**WHAT IS EXPECTED**
Return all of the entries exactly, with nothing added or left out.

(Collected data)

========================

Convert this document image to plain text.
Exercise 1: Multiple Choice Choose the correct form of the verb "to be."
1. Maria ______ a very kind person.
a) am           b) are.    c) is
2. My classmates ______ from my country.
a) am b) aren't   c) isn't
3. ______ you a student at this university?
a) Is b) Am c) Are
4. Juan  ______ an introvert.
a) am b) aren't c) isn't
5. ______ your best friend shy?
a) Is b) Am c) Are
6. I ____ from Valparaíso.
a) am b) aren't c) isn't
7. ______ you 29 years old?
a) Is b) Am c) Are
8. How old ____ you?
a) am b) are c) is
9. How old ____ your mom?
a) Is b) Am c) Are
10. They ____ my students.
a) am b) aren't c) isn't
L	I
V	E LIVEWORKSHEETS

========================

**RESPONSE BELOW**
Convert this document image to plain text.
Exercise 1: Multiple Choice Choose the correct form of the verb "to be."
1. Maria ______ a very kind person.
a) am           b) are.    c) is
2. My classmates ______ from my country.
a) am b) aren't   c) isn't
3. ______ you a student at this university?
a) Is b) Am c) Are
4. Juan  ______ an introvert.
a) am b) aren't c) isn't
5. ______ your best friend shy?
a) Is b) Am c) Are
6. I ____ from Valparaíso.
a) am b) aren't c) isn't
7. ______ you 29 years old?
a) Is b) Am c) Are
8. How old ____ you?
a) am b) are c) is
9. How old ____ your mom?
a) Is b) Am c) Are
10. They ____ my students.
a) am b) aren't c) isn't
L	I
V	E LIVEWORKSHEETS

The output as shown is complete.